Aim of the task | Copy the listing below in full and skip every picture.

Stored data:
■ ■ ■

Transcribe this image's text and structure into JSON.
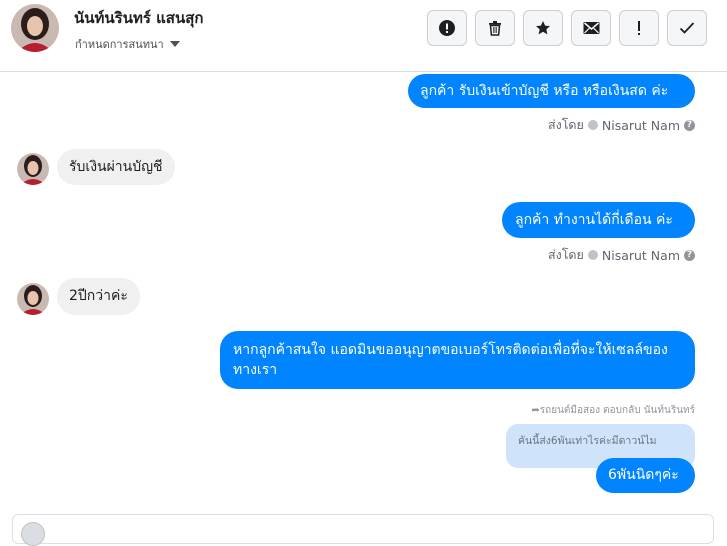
{
  "header": {
    "contact_name": "นันท์นรินทร์ แสนสุก",
    "status_label": "กำหนดการสนทนา",
    "toolbar": {
      "icons": [
        "exclamation-circle-icon",
        "trash-icon",
        "star-icon",
        "envelope-icon",
        "exclamation-icon",
        "check-icon"
      ]
    }
  },
  "messages": [
    {
      "direction": "out",
      "text": "ลูกค้า รับเงินเข้าบัญชี หรือ หรือเงินสด ค่ะ"
    },
    {
      "direction": "in",
      "text": "รับเงินผ่านบัญชี"
    },
    {
      "direction": "out",
      "text": "ลูกค้า ทำงานได้กี่เดือน ค่ะ"
    },
    {
      "direction": "in",
      "text": "2ปีกว่าค่ะ"
    },
    {
      "direction": "out",
      "text": "หากลูกค้าสนใจ แอดมินขออนุญาตขอเบอร์โทรติดต่อเพื่อที่จะให้เซลล์ของทางเรา"
    },
    {
      "direction": "out",
      "text": "6พันนิดๆค่ะ"
    }
  ],
  "sent_by": {
    "prefix": "ส่งโดย",
    "name": "Nisarut Nam"
  },
  "reply": {
    "label": "รถยนต์มือสอง ตอบกลับ นันท์นรินทร์",
    "quoted_text": "คันนี้ส่ง6พันเท่าไรค่ะมีดาวน์ไม"
  },
  "colors": {
    "accent": "#0084ff",
    "incoming_bubble": "#f1f0f0",
    "quoted_bg": "#cfe4fb"
  }
}
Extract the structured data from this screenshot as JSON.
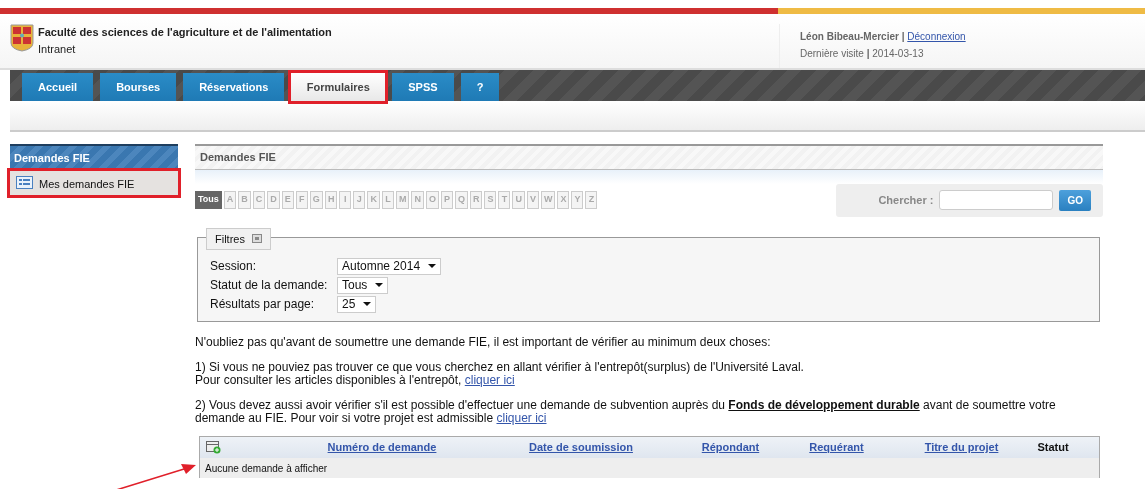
{
  "header": {
    "faculty": "Faculté des sciences de l'agriculture et de l'alimentation",
    "subtitle": "Intranet",
    "user": "Léon Bibeau-Mercier",
    "separator": "|",
    "logout": "Déconnexion",
    "last_visit_label": "Dernière visite",
    "last_visit_separator": "|",
    "last_visit": "2014-03-13"
  },
  "tabs": [
    {
      "label": "Accueil",
      "selected": false,
      "highlighted": false
    },
    {
      "label": "Bourses",
      "selected": false,
      "highlighted": false
    },
    {
      "label": "Réservations",
      "selected": false,
      "highlighted": false
    },
    {
      "label": "Formulaires",
      "selected": true,
      "highlighted": true
    },
    {
      "label": "SPSS",
      "selected": false,
      "highlighted": false
    },
    {
      "label": "?",
      "selected": false,
      "highlighted": false
    }
  ],
  "sidebar": {
    "title": "Demandes FIE",
    "items": [
      {
        "label": "Mes demandes FIE",
        "highlighted": true
      }
    ]
  },
  "main": {
    "title": "Demandes FIE",
    "alphabet": [
      {
        "label": "Tous",
        "selected": true
      },
      {
        "label": "A",
        "selected": false
      },
      {
        "label": "B",
        "selected": false
      },
      {
        "label": "C",
        "selected": false
      },
      {
        "label": "D",
        "selected": false
      },
      {
        "label": "E",
        "selected": false
      },
      {
        "label": "F",
        "selected": false
      },
      {
        "label": "G",
        "selected": false
      },
      {
        "label": "H",
        "selected": false
      },
      {
        "label": "I",
        "selected": false
      },
      {
        "label": "J",
        "selected": false
      },
      {
        "label": "K",
        "selected": false
      },
      {
        "label": "L",
        "selected": false
      },
      {
        "label": "M",
        "selected": false
      },
      {
        "label": "N",
        "selected": false
      },
      {
        "label": "O",
        "selected": false
      },
      {
        "label": "P",
        "selected": false
      },
      {
        "label": "Q",
        "selected": false
      },
      {
        "label": "R",
        "selected": false
      },
      {
        "label": "S",
        "selected": false
      },
      {
        "label": "T",
        "selected": false
      },
      {
        "label": "U",
        "selected": false
      },
      {
        "label": "V",
        "selected": false
      },
      {
        "label": "W",
        "selected": false
      },
      {
        "label": "X",
        "selected": false
      },
      {
        "label": "Y",
        "selected": false
      },
      {
        "label": "Z",
        "selected": false
      }
    ],
    "search": {
      "label": "Chercher :",
      "button": "GO"
    },
    "filters": {
      "legend": "Filtres",
      "fields": [
        {
          "label": "Session:",
          "value": "Automne 2014"
        },
        {
          "label": "Statut de la demande:",
          "value": "Tous"
        },
        {
          "label": "Résultats par page:",
          "value": "25"
        }
      ]
    },
    "intro": "N'oubliez pas qu'avant de soumettre une demande FIE, il est important de vérifier au minimum deux choses:",
    "note1": {
      "line1": "1) Si vous ne pouviez pas trouver ce que vous cherchez en allant vérifier à l'entrepôt(surplus) de l'Université Laval.",
      "line2": "Pour consulter les articles disponibles à l'entrepôt,",
      "link": "cliquer ici"
    },
    "note2": {
      "before": "2) Vous devez aussi avoir vérifier s'il est possible d'effectuer une demande de subvention auprès du",
      "fund_link": "Fonds de développement durable",
      "after": "avant de soumettre votre demande au FIE. Pour voir si votre projet est admissible",
      "link": "cliquer ici"
    },
    "table": {
      "columns": [
        {
          "label": "Numéro de demande",
          "kind": "link"
        },
        {
          "label": "Date de soumission",
          "kind": "link"
        },
        {
          "label": "Répondant",
          "kind": "link"
        },
        {
          "label": "Requérant",
          "kind": "link"
        },
        {
          "label": "Titre du projet",
          "kind": "link"
        },
        {
          "label": "Statut",
          "kind": "text"
        }
      ],
      "empty": "Aucune demande à afficher"
    }
  },
  "annotation_arrow": true
}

■ ■ ■

Correct result |
Transcribe this image's text and structure into JSON.
{
  "header": {
    "contact_name": "นันท์นรินทร์ แสนสุก",
    "status_label": "กำหนดการสนทนา",
    "toolbar": {
      "icons": [
        "exclamation-circle-icon",
        "trash-icon",
        "star-icon",
        "envelope-icon",
        "exclamation-icon",
        "check-icon"
      ]
    }
  },
  "messages": [
    {
      "direction": "out",
      "text": "ลูกค้า รับเงินเข้าบัญชี หรือ หรือเงินสด ค่ะ"
    },
    {
      "direction": "in",
      "text": "รับเงินผ่านบัญชี"
    },
    {
      "direction": "out",
      "text": "ลูกค้า ทำงานได้กี่เดือน ค่ะ"
    },
    {
      "direction": "in",
      "text": "2ปีกว่าค่ะ"
    },
    {
      "direction": "out",
      "text": "หากลูกค้าสนใจ แอดมินขออนุญาตขอเบอร์โทรติดต่อเพื่อที่จะให้เซลล์ของทางเรา"
    },
    {
      "direction": "out",
      "text": "6พันนิดๆค่ะ"
    }
  ],
  "sent_by": {
    "prefix": "ส่งโดย",
    "name": "Nisarut Nam"
  },
  "reply": {
    "label": "รถยนต์มือสอง ตอบกลับ นันท์นรินทร์",
    "quoted_text": "คันนี้ส่ง6พันเท่าไรค่ะมีดาวน์ไม"
  },
  "colors": {
    "accent": "#0084ff",
    "incoming_bubble": "#f1f0f0",
    "quoted_bg": "#cfe4fb"
  }
}
Extract the structured data from this screenshot as JSON.
{
  "header": {
    "faculty": "Faculté des sciences de l'agriculture et de l'alimentation",
    "subtitle": "Intranet",
    "user": "Léon Bibeau-Mercier",
    "separator": "|",
    "logout": "Déconnexion",
    "last_visit_label": "Dernière visite",
    "last_visit_separator": "|",
    "last_visit": "2014-03-13"
  },
  "tabs": [
    {
      "label": "Accueil",
      "selected": false,
      "highlighted": false
    },
    {
      "label": "Bourses",
      "selected": false,
      "highlighted": false
    },
    {
      "label": "Réservations",
      "selected": false,
      "highlighted": false
    },
    {
      "label": "Formulaires",
      "selected": true,
      "highlighted": true
    },
    {
      "label": "SPSS",
      "selected": false,
      "highlighted": false
    },
    {
      "label": "?",
      "selected": false,
      "highlighted": false
    }
  ],
  "sidebar": {
    "title": "Demandes FIE",
    "items": [
      {
        "label": "Mes demandes FIE",
        "highlighted": true
      }
    ]
  },
  "main": {
    "title": "Demandes FIE",
    "alphabet": [
      {
        "label": "Tous",
        "selected": true
      },
      {
        "label": "A",
        "selected": false
      },
      {
        "label": "B",
        "selected": false
      },
      {
        "label": "C",
        "selected": false
      },
      {
        "label": "D",
        "selected": false
      },
      {
        "label": "E",
        "selected": false
      },
      {
        "label": "F",
        "selected": false
      },
      {
        "label": "G",
        "selected": false
      },
      {
        "label": "H",
        "selected": false
      },
      {
        "label": "I",
        "selected": false
      },
      {
        "label": "J",
        "selected": false
      },
      {
        "label": "K",
        "selected": false
      },
      {
        "label": "L",
        "selected": false
      },
      {
        "label": "M",
        "selected": false
      },
      {
        "label": "N",
        "selected": false
      },
      {
        "label": "O",
        "selected": false
      },
      {
        "label": "P",
        "selected": false
      },
      {
        "label": "Q",
        "selected": false
      },
      {
        "label": "R",
        "selected": false
      },
      {
        "label": "S",
        "selected": false
      },
      {
        "label": "T",
        "selected": false
      },
      {
        "label": "U",
        "selected": false
      },
      {
        "label": "V",
        "selected": false
      },
      {
        "label": "W",
        "selected": false
      },
      {
        "label": "X",
        "selected": false
      },
      {
        "label": "Y",
        "selected": false
      },
      {
        "label": "Z",
        "selected": false
      }
    ],
    "search": {
      "label": "Chercher :",
      "button": "GO"
    },
    "filters": {
      "legend": "Filtres",
      "fields": [
        {
          "label": "Session:",
          "value": "Automne 2014"
        },
        {
          "label": "Statut de la demande:",
          "value": "Tous"
        },
        {
          "label": "Résultats par page:",
          "value": "25"
        }
      ]
    },
    "intro": "N'oubliez pas qu'avant de soumettre une demande FIE, il est important de vérifier au minimum deux choses:",
    "note1": {
      "line1": "1) Si vous ne pouviez pas trouver ce que vous cherchez en allant vérifier à l'entrepôt(surplus) de l'Université Laval.",
      "line2": "Pour consulter les articles disponibles à l'entrepôt,",
      "link": "cliquer ici"
    },
    "note2": {
      "before": "2) Vous devez aussi avoir vérifier s'il est possible d'effectuer une demande de subvention auprès du",
      "fund_link": "Fonds de développement durable",
      "after": "avant de soumettre votre demande au FIE. Pour voir si votre projet est admissible",
      "link": "cliquer ici"
    },
    "table": {
      "columns": [
        {
          "label": "Numéro de demande",
          "kind": "link"
        },
        {
          "label": "Date de soumission",
          "kind": "link"
        },
        {
          "label": "Répondant",
          "kind": "link"
        },
        {
          "label": "Requérant",
          "kind": "link"
        },
        {
          "label": "Titre du projet",
          "kind": "link"
        },
        {
          "label": "Statut",
          "kind": "text"
        }
      ],
      "empty": "Aucune demande à afficher"
    }
  },
  "annotation_arrow": true
}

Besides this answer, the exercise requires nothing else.